__INSTRUCTIONS TO FOLLOW__
Provide an exact transcription of all the records.
>>>>>
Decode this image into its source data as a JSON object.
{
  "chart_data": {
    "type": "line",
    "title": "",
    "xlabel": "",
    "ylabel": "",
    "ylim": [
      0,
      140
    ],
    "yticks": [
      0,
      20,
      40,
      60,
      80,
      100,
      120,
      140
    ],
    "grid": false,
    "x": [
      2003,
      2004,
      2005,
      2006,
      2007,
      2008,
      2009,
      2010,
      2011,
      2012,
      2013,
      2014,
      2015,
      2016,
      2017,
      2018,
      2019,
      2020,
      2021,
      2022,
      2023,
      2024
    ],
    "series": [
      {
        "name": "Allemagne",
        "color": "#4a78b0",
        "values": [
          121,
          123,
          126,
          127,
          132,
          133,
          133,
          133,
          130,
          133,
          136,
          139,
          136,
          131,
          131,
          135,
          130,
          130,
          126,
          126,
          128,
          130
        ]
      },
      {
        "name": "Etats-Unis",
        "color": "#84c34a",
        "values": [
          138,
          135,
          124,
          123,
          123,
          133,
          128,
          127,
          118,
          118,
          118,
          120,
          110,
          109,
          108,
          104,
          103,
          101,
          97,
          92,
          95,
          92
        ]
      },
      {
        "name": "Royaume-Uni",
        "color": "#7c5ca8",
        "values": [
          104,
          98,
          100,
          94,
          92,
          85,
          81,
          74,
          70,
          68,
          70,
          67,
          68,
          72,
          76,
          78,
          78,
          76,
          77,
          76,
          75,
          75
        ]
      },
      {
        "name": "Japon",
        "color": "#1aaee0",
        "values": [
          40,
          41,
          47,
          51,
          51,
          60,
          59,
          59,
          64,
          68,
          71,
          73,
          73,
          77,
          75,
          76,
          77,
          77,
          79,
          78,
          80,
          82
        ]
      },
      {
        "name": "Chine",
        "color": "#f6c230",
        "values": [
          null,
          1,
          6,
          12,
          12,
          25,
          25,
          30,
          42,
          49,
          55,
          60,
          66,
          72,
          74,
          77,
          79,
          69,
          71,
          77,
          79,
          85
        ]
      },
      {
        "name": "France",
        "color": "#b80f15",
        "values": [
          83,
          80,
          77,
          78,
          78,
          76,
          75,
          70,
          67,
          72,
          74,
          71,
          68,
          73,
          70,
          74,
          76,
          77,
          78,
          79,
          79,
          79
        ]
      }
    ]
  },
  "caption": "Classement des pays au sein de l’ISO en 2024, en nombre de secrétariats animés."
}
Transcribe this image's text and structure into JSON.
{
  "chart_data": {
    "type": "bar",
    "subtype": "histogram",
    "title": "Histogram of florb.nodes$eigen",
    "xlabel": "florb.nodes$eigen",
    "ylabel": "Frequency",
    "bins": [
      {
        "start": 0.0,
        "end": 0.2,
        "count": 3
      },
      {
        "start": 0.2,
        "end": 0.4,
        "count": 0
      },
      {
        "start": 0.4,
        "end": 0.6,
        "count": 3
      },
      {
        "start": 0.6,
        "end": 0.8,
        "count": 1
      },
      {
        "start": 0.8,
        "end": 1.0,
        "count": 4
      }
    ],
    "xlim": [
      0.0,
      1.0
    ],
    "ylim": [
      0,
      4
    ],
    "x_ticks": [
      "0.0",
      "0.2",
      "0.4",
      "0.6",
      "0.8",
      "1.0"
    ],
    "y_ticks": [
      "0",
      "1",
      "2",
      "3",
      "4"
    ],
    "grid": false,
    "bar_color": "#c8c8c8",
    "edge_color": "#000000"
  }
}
<<<<<
__FULL ANSWER__
Decode this image into its source data as a JSON object.
{
  "chart_data": {
    "type": "line",
    "title": "",
    "xlabel": "",
    "ylabel": "",
    "ylim": [
      0,
      140
    ],
    "yticks": [
      0,
      20,
      40,
      60,
      80,
      100,
      120,
      140
    ],
    "grid": false,
    "x": [
      2003,
      2004,
      2005,
      2006,
      2007,
      2008,
      2009,
      2010,
      2011,
      2012,
      2013,
      2014,
      2015,
      2016,
      2017,
      2018,
      2019,
      2020,
      2021,
      2022,
      2023,
      2024
    ],
    "series": [
      {
        "name": "Allemagne",
        "color": "#4a78b0",
        "values": [
          121,
          123,
          126,
          127,
          132,
          133,
          133,
          133,
          130,
          133,
          136,
          139,
          136,
          131,
          131,
          135,
          130,
          130,
          126,
          126,
          128,
          130
        ]
      },
      {
        "name": "Etats-Unis",
        "color": "#84c34a",
        "values": [
          138,
          135,
          124,
          123,
          123,
          133,
          128,
          127,
          118,
          118,
          118,
          120,
          110,
          109,
          108,
          104,
          103,
          101,
          97,
          92,
          95,
          92
        ]
      },
      {
        "name": "Royaume-Uni",
        "color": "#7c5ca8",
        "values": [
          104,
          98,
          100,
          94,
          92,
          85,
          81,
          74,
          70,
          68,
          70,
          67,
          68,
          72,
          76,
          78,
          78,
          76,
          77,
          76,
          75,
          75
        ]
      },
      {
        "name": "Japon",
        "color": "#1aaee0",
        "values": [
          40,
          41,
          47,
          51,
          51,
          60,
          59,
          59,
          64,
          68,
          71,
          73,
          73,
          77,
          75,
          76,
          77,
          77,
          79,
          78,
          80,
          82
        ]
      },
      {
        "name": "Chine",
        "color": "#f6c230",
        "values": [
          null,
          1,
          6,
          12,
          12,
          25,
          25,
          30,
          42,
          49,
          55,
          60,
          66,
          72,
          74,
          77,
          79,
          69,
          71,
          77,
          79,
          85
        ]
      },
      {
        "name": "France",
        "color": "#b80f15",
        "values": [
          83,
          80,
          77,
          78,
          78,
          76,
          75,
          70,
          67,
          72,
          74,
          71,
          68,
          73,
          70,
          74,
          76,
          77,
          78,
          79,
          79,
          79
        ]
      }
    ]
  },
  "caption": "Classement des pays au sein de l’ISO en 2024, en nombre de secrétariats animés."
}
Transcribe this image's text and structure into JSON.
{
  "chart_data": {
    "type": "bar",
    "subtype": "histogram",
    "title": "Histogram of florb.nodes$eigen",
    "xlabel": "florb.nodes$eigen",
    "ylabel": "Frequency",
    "bins": [
      {
        "start": 0.0,
        "end": 0.2,
        "count": 3
      },
      {
        "start": 0.2,
        "end": 0.4,
        "count": 0
      },
      {
        "start": 0.4,
        "end": 0.6,
        "count": 3
      },
      {
        "start": 0.6,
        "end": 0.8,
        "count": 1
      },
      {
        "start": 0.8,
        "end": 1.0,
        "count": 4
      }
    ],
    "xlim": [
      0.0,
      1.0
    ],
    "ylim": [
      0,
      4
    ],
    "x_ticks": [
      "0.0",
      "0.2",
      "0.4",
      "0.6",
      "0.8",
      "1.0"
    ],
    "y_ticks": [
      "0",
      "1",
      "2",
      "3",
      "4"
    ],
    "grid": false,
    "bar_color": "#c8c8c8",
    "edge_color": "#000000"
  }
}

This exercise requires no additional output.